Listing.
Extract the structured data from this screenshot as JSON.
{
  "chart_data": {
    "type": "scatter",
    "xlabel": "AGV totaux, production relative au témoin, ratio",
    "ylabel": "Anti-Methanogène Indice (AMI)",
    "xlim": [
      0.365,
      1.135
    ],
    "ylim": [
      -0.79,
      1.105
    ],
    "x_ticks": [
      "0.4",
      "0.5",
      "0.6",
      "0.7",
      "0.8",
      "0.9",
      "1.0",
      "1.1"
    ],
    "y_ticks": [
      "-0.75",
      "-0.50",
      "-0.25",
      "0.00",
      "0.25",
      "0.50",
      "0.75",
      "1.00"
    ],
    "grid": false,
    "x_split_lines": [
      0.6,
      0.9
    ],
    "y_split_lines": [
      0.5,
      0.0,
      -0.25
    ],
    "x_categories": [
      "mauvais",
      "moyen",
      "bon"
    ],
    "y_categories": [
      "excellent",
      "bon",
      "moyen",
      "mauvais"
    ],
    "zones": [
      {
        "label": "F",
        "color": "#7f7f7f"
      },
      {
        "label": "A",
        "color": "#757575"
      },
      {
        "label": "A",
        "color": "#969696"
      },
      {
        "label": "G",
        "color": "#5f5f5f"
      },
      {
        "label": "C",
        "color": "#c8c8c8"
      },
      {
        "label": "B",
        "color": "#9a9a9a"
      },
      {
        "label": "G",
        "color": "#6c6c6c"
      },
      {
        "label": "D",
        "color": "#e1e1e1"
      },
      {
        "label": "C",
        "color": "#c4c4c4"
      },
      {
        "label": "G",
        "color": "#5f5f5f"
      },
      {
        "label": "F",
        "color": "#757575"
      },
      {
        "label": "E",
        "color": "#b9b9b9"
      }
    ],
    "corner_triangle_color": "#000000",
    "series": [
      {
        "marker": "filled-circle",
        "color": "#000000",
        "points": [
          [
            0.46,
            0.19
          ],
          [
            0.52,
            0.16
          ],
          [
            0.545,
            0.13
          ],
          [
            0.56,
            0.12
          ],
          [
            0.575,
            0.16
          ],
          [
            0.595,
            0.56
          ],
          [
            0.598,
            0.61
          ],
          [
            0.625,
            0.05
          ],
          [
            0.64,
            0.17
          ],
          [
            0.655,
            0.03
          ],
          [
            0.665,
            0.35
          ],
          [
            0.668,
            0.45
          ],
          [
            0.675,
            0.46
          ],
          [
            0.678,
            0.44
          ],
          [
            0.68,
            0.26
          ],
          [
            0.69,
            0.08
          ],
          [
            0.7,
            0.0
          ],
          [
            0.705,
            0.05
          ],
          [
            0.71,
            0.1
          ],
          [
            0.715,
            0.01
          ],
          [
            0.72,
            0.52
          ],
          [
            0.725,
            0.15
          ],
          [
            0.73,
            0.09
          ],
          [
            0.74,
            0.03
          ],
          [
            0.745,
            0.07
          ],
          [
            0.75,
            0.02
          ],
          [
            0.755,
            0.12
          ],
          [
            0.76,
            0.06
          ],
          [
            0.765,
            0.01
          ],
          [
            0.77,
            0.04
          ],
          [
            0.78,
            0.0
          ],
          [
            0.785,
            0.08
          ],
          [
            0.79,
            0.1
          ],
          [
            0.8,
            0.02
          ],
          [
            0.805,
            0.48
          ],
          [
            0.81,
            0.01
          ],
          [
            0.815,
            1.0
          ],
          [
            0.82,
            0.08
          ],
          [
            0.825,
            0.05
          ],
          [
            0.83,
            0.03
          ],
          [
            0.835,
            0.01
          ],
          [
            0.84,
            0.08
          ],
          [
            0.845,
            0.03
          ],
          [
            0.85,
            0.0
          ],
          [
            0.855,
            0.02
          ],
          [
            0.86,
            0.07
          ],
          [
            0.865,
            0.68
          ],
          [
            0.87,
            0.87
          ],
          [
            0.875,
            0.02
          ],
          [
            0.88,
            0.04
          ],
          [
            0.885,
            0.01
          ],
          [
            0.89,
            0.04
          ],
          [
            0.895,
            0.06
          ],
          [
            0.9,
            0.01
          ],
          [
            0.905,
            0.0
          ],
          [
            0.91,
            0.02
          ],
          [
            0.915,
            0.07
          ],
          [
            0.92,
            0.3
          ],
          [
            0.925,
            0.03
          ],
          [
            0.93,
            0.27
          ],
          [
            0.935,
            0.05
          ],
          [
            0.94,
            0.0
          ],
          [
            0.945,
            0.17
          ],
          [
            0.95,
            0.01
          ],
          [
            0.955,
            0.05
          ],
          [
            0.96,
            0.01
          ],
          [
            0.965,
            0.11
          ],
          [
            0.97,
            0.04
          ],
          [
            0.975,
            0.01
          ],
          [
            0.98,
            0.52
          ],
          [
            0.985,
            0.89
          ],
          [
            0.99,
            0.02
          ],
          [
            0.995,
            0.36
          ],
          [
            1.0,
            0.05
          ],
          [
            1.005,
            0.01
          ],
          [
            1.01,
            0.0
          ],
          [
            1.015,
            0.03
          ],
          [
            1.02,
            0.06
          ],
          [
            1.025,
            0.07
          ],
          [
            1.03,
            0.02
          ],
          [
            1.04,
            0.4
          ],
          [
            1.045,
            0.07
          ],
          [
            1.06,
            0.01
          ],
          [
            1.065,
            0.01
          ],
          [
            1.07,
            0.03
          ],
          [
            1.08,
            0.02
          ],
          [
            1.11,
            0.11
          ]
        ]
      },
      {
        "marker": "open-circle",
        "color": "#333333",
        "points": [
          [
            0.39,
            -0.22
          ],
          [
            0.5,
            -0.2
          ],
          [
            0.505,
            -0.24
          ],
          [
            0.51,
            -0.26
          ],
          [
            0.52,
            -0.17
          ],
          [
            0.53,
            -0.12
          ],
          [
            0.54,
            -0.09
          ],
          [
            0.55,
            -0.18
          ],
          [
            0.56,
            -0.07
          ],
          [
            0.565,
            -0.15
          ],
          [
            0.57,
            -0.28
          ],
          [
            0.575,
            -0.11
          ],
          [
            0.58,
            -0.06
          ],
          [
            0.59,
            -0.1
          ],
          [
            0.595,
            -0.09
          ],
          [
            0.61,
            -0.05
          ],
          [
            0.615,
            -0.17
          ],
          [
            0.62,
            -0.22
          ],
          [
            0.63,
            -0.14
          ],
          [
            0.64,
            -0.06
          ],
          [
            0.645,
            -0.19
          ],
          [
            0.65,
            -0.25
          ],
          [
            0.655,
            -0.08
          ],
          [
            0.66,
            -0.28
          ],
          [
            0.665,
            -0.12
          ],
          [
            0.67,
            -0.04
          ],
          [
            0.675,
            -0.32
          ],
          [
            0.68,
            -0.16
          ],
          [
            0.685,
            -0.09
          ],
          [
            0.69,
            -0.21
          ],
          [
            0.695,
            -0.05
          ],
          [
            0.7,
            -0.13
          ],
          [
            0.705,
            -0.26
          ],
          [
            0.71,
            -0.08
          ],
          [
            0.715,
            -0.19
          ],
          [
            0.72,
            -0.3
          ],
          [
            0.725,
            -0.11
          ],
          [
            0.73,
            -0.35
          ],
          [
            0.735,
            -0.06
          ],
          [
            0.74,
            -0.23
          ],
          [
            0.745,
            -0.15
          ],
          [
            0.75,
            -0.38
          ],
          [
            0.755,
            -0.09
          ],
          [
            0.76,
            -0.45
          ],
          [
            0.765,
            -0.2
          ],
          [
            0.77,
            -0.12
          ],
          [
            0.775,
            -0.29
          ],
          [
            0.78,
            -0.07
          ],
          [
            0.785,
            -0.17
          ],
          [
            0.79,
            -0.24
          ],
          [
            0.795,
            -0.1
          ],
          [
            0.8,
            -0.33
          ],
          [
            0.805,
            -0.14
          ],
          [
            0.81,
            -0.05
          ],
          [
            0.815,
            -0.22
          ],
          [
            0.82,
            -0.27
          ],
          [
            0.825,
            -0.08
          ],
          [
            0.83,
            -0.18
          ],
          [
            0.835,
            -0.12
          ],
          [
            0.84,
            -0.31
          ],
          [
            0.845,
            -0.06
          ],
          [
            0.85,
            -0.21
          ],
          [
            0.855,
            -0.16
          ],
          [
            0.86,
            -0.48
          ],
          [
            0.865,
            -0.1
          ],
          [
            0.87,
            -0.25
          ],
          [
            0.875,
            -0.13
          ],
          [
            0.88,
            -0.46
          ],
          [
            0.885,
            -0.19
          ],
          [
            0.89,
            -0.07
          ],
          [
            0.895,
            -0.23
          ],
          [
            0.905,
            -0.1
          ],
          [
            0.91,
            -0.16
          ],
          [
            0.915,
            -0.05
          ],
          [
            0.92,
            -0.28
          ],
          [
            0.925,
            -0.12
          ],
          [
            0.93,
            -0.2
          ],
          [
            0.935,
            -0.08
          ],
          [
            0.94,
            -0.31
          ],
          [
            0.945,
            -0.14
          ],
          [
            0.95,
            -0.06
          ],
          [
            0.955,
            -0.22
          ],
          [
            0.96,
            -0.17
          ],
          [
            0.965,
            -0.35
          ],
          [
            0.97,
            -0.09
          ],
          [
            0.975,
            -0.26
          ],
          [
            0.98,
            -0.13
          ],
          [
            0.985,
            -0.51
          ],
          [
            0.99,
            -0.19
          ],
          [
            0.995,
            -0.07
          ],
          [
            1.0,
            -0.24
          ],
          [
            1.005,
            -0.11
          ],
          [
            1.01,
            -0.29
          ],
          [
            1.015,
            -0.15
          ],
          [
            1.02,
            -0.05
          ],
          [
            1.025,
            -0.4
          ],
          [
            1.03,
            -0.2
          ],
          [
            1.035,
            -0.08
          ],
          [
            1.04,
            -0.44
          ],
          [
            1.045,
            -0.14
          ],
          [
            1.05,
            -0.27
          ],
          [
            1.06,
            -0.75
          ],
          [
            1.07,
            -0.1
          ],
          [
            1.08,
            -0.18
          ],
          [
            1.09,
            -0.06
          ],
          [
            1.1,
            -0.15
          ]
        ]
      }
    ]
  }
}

Short exercise. Looking at the entries above, say how many lines contain the word "marker". Only the number is wanted.

Response below. 2